* [Task details]
Leave out the pictures and copy everything else below exactly.

* [Raw data]

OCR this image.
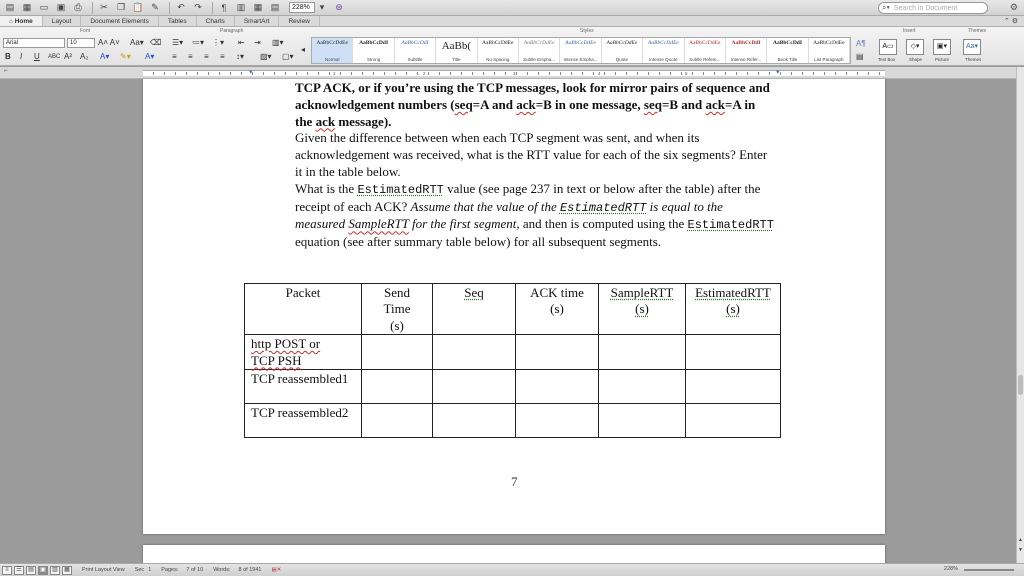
▤ ▦ ▭ ▣	⎙	✂	❐ 📋 ✎	↶	↷	¶	▥ ▦ ▤	228%	▾	⊛	⌕▾ Search in Document	⚙
⌂ Home	Layout	Document Elements	Tables	Charts	SmartArt	Review	⌃ ⚙
Font	Paragraph	Styles	Insert	Themes
Arial	10	A˄ A˅ Aa▾ ⌫
B I U ABC A² A₂ A▾ ✎▾ A▾
☰▾ ≔▾ ⋮▾ ⇤ ⇥ ▥▾
≡ ≡ ≡ ≡ ↕▾ ▨▾ ▢▾
◂
AaBbCcDdEe
Normal
AaBbCcDdI
Strong
AaBbCcDdI
Subtitle
AaBb(
Title
AaBbCcDdEe
No Spacing
AaBbCcDdEe
Subtle Empha...
AaBbCcDdEe
Intense Empha...
AaBbCcDdEe
Quote
AaBbCcDdEe
Intense Quote
AaBbCcDdEe
Subtle Refere...
AaBbCcDdI
Intense Refer...
AaBbCcDdI
Book Title
AaBbCcDdEe
List Paragraph
A¶
▤
A▭	◇▾	▣▾	Aa▾
Text Box	Shape	Picture	Themes
⌐	1	2	3	4	5
▾	▾

TCP ACK, or if you’re using the TCP messages, look for mirror pairs of sequence and acknowledgement numbers (seq=A and ack=B in one message, seq=B and ack=A in the ack message).

Given the difference between when each TCP segment was sent, and when its acknowledgement was received, what is the RTT value for each of the six segments? Enter it in the table below.

What is the EstimatedRTT value (see page 237 in text or below after the table) after the receipt of each ACK? Assume that the value of the EstimatedRTT is equal to the measured SampleRTT for the first segment, and then is computed using the EstimatedRTT equation (see after summary table below) for all subsequent segments.

Packet	Send Time (s)	Seq	ACK time (s)	SampleRTT (s)	EstimatedRTT (s)
http POST or TCP PSH					
TCP reassembled1					
TCP reassembled2					
7
▲
▼
≡	☰	▤	▣	▥	▦	Print Layout View Sec 1 Pages: 7 of 10 Words: 8 of 1941 ▤✕	228%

* [Finished task]
OCR this image.
▤ ▦ ▭ ▣	⎙	✂	❐ 📋 ✎	↶	↷	¶	▥ ▦ ▤	228%	▾	⊛	⌕▾ Search in Document	⚙
⌂ Home	Layout	Document Elements	Tables	Charts	SmartArt	Review	⌃ ⚙
Font	Paragraph	Styles	Insert	Themes
Arial	10	A˄ A˅ Aa▾ ⌫
B I U ABC A² A₂ A▾ ✎▾ A▾
☰▾ ≔▾ ⋮▾ ⇤ ⇥ ▥▾
≡ ≡ ≡ ≡ ↕▾ ▨▾ ▢▾
◂
AaBbCcDdEe
Normal
AaBbCcDdI
Strong
AaBbCcDdI
Subtitle
AaBb(
Title
AaBbCcDdEe
No Spacing
AaBbCcDdEe
Subtle Empha...
AaBbCcDdEe
Intense Empha...
AaBbCcDdEe
Quote
AaBbCcDdEe
Intense Quote
AaBbCcDdEe
Subtle Refere...
AaBbCcDdI
Intense Refer...
AaBbCcDdI
Book Title
AaBbCcDdEe
List Paragraph
A¶
▤
A▭	◇▾	▣▾	Aa▾
Text Box	Shape	Picture	Themes
⌐	1	2	3	4	5
▾	▾

TCP ACK, or if you’re using the TCP messages, look for mirror pairs of sequence and acknowledgement numbers (seq=A and ack=B in one message, seq=B and ack=A in the ack message).

Given the difference between when each TCP segment was sent, and when its acknowledgement was received, what is the RTT value for each of the six segments? Enter it in the table below.

What is the EstimatedRTT value (see page 237 in text or below after the table) after the receipt of each ACK? Assume that the value of the EstimatedRTT is equal to the measured SampleRTT for the first segment, and then is computed using the EstimatedRTT equation (see after summary table below) for all subsequent segments.

Packet	Send Time (s)	Seq	ACK time (s)	SampleRTT (s)	EstimatedRTT (s)
http POST or TCP PSH					
TCP reassembled1					
TCP reassembled2					
7
▲
▼
≡	☰	▤	▣	▥	▦	Print Layout View Sec 1 Pages: 7 of 10 Words: 8 of 1941 ▤✕	228%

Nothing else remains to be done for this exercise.